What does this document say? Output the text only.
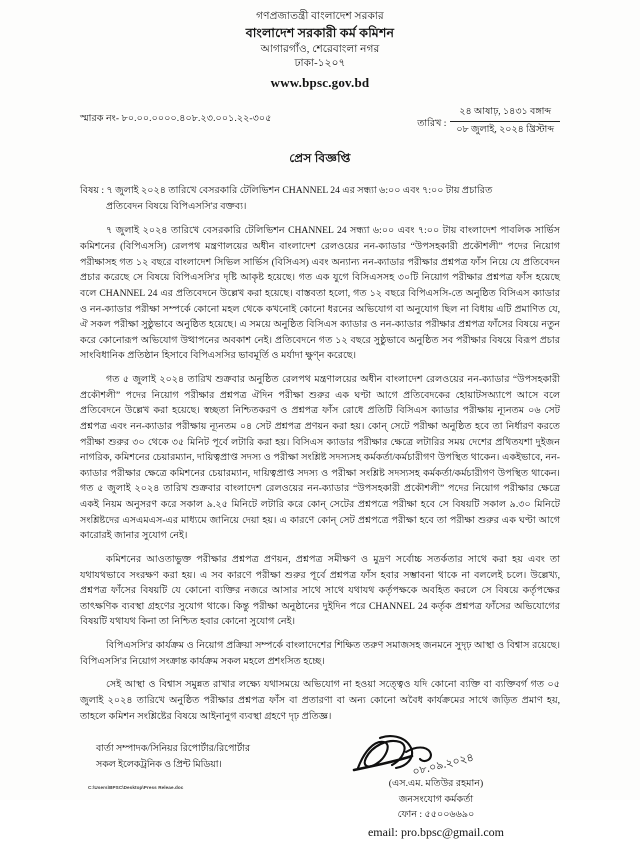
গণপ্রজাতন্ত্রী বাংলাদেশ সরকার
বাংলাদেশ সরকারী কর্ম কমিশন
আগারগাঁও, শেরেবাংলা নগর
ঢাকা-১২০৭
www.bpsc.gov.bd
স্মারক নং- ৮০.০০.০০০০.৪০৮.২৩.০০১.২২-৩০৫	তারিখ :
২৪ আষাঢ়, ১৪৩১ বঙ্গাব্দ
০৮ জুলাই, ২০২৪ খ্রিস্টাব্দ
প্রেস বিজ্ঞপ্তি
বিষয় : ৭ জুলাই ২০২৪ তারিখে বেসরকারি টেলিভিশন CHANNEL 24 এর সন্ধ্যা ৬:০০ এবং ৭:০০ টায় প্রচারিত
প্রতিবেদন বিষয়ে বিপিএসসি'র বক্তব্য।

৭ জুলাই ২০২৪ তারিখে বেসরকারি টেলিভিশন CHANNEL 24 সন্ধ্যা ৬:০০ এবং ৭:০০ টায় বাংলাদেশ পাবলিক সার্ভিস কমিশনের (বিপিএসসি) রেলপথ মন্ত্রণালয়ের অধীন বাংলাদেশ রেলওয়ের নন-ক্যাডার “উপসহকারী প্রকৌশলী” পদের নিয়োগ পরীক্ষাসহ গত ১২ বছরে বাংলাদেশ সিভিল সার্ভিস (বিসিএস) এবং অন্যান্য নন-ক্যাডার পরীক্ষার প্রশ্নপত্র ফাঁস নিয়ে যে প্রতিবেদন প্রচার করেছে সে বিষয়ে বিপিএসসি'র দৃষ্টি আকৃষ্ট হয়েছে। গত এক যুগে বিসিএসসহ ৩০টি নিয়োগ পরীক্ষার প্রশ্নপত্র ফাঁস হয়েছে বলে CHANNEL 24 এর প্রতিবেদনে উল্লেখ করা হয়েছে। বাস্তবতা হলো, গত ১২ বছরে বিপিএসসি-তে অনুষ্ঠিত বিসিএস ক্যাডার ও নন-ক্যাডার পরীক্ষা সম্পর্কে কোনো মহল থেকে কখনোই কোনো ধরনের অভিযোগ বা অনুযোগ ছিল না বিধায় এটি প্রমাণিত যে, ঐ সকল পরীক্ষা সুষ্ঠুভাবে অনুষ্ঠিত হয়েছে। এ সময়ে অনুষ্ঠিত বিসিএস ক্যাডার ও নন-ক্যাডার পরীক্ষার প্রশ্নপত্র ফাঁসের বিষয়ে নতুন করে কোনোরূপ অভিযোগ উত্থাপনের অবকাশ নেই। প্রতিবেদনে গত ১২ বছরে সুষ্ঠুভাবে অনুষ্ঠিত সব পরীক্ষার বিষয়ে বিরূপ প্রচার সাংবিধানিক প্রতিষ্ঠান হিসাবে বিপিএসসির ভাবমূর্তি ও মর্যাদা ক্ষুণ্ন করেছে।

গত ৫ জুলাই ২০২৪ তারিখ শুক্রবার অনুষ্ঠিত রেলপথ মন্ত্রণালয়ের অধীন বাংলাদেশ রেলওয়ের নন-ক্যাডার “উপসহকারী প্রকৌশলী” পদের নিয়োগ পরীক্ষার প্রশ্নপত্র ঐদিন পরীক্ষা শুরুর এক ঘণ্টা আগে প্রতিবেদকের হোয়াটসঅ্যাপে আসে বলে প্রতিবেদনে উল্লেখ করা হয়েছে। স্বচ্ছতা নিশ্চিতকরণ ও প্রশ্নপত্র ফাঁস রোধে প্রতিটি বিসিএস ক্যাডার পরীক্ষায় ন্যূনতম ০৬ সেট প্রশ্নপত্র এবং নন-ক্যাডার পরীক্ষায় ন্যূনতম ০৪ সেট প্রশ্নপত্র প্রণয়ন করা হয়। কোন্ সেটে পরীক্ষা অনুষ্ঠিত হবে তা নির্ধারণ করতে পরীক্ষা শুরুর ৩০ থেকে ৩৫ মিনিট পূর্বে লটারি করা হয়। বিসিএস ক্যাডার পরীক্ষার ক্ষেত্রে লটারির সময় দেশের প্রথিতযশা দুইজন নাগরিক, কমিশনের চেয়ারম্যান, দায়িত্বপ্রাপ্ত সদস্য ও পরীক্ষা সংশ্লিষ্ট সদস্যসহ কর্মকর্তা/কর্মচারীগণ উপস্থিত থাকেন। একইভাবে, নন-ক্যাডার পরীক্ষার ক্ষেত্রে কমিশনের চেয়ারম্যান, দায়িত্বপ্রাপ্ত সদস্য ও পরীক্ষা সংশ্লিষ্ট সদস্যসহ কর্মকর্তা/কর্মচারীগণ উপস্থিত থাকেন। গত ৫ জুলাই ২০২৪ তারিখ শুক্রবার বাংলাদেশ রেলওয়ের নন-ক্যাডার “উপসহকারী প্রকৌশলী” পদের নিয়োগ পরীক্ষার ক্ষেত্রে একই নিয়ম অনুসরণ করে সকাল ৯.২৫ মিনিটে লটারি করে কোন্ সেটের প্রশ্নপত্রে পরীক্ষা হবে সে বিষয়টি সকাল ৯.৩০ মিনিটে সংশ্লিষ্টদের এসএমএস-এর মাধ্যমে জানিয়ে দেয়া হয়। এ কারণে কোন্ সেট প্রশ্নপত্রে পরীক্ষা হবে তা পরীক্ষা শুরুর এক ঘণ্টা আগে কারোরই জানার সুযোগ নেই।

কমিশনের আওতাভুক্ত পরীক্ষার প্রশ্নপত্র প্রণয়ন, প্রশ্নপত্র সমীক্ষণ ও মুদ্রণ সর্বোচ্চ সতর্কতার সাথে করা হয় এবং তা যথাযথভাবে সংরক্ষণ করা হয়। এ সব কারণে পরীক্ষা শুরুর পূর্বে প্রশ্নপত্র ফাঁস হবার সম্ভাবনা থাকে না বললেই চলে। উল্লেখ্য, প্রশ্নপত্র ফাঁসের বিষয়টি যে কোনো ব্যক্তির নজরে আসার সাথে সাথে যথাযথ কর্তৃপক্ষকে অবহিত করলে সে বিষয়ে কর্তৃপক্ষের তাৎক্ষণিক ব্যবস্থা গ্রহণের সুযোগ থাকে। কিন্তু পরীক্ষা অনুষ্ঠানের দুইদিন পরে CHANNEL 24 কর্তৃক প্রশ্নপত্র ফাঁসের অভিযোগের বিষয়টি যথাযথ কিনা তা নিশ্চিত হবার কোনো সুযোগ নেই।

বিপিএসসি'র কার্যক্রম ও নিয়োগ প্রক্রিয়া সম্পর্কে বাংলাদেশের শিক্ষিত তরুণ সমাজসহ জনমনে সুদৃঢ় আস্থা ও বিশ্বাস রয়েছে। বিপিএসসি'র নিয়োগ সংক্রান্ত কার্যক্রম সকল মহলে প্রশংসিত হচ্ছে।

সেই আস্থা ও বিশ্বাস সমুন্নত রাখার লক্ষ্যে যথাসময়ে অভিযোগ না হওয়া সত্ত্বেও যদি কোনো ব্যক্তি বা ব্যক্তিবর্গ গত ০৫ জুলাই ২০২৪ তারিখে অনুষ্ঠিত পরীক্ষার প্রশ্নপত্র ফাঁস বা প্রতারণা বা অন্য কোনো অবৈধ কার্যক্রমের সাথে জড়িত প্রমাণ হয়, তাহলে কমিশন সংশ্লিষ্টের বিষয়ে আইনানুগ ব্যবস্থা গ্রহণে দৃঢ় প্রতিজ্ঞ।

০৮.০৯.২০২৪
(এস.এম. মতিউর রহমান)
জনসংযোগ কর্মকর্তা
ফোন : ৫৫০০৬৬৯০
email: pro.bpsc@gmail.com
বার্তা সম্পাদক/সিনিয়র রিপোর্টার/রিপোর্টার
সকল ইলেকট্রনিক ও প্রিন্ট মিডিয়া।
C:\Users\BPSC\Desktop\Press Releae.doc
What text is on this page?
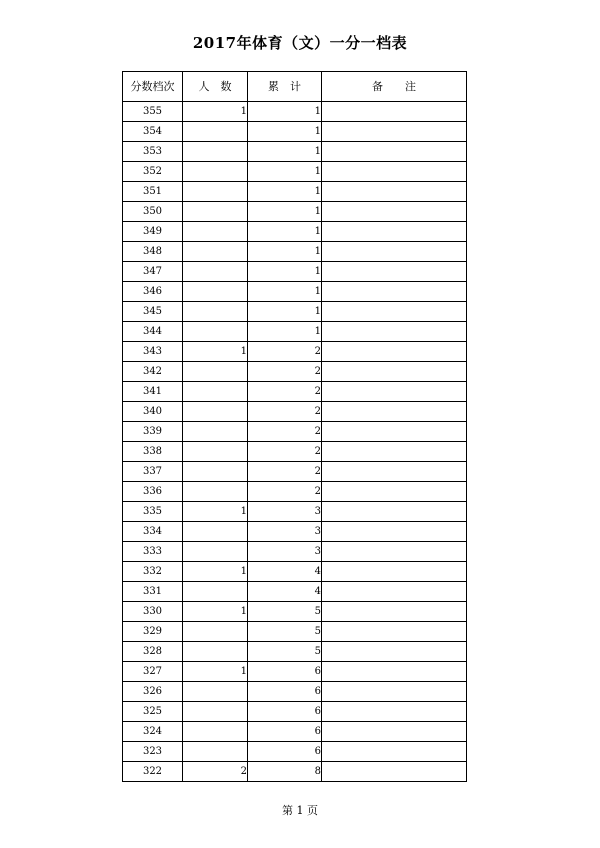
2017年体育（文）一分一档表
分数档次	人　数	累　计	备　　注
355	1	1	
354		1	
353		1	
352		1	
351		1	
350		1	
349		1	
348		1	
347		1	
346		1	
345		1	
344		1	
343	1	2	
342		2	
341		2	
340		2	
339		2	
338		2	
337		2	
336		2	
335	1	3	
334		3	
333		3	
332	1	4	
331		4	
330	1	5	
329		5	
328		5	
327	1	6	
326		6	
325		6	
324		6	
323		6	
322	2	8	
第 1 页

==

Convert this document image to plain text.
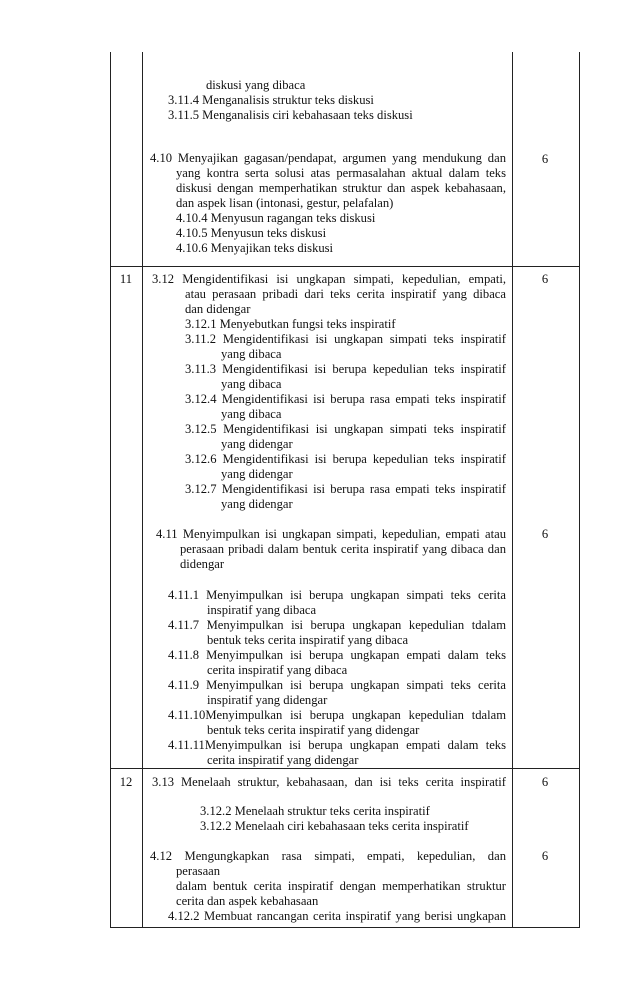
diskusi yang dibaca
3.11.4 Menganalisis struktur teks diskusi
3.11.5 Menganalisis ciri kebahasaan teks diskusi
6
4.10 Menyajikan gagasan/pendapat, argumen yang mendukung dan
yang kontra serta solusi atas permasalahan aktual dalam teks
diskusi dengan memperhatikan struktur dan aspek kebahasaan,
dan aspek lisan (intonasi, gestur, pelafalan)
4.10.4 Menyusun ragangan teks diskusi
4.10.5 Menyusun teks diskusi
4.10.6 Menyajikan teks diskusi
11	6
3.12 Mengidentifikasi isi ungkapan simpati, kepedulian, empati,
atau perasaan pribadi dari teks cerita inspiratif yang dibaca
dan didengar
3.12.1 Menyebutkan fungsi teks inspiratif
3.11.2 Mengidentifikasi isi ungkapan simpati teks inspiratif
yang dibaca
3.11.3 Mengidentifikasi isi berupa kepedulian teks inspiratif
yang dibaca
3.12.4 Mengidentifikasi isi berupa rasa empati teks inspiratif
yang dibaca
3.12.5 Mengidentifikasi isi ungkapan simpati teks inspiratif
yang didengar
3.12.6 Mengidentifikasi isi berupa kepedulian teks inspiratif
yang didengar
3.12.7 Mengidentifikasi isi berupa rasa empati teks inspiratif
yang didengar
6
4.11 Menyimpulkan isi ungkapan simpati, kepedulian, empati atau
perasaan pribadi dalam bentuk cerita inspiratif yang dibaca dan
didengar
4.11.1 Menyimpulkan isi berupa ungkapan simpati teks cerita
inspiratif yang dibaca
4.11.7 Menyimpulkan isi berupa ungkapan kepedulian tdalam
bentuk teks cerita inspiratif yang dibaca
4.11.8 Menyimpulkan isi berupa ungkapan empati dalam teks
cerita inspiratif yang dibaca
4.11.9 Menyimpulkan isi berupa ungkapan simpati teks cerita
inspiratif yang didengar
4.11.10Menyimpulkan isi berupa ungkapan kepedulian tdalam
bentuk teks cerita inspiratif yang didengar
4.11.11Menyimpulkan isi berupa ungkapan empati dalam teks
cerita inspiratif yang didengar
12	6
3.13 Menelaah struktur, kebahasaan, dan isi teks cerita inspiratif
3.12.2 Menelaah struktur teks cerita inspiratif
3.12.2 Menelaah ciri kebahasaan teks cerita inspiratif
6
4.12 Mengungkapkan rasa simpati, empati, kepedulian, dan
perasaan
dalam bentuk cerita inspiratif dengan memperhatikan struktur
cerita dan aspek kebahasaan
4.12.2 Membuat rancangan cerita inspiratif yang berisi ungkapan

...

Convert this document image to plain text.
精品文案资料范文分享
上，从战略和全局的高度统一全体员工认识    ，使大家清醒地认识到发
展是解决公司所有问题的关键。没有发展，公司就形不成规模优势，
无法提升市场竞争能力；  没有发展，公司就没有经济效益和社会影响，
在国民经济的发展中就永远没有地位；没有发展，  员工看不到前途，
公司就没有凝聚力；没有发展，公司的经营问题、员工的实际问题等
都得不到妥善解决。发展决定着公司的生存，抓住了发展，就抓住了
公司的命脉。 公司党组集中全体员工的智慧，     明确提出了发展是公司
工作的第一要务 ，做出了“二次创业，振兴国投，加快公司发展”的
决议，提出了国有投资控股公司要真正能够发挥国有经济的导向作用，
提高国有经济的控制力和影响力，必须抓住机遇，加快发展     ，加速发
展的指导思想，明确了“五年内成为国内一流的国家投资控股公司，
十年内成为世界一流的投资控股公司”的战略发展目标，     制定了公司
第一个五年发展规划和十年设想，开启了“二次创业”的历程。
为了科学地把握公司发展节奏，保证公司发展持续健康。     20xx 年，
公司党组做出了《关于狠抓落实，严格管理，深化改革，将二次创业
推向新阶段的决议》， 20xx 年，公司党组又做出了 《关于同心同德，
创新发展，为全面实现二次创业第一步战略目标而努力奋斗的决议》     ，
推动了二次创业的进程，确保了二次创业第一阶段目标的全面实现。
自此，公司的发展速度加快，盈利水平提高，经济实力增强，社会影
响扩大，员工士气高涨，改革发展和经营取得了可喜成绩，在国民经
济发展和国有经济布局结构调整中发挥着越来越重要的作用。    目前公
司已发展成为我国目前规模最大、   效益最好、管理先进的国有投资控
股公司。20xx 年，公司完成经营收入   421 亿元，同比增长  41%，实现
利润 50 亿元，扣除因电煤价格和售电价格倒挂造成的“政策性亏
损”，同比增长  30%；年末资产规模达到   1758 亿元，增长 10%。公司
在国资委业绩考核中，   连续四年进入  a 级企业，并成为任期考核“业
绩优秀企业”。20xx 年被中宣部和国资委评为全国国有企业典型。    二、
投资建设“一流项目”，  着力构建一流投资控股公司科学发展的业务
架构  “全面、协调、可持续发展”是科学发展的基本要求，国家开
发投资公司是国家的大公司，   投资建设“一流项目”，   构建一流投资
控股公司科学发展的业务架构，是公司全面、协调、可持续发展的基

• **To do**
Select every line above that contains the word "empati", and copy it.

• **Answer below**
3.12 Mengidentifikasi isi ungkapan simpati, kepedulian, empati,
3.12.4 Mengidentifikasi isi berupa rasa empati teks inspiratif
3.12.7 Mengidentifikasi isi berupa rasa empati teks inspiratif
4.11 Menyimpulkan isi ungkapan simpati, kepedulian, empati atau
4.11.8 Menyimpulkan isi berupa ungkapan empati dalam teks
4.11.11Menyimpulkan isi berupa ungkapan empati dalam teks
4.12 Mengungkapkan rasa simpati, empati, kepedulian, dan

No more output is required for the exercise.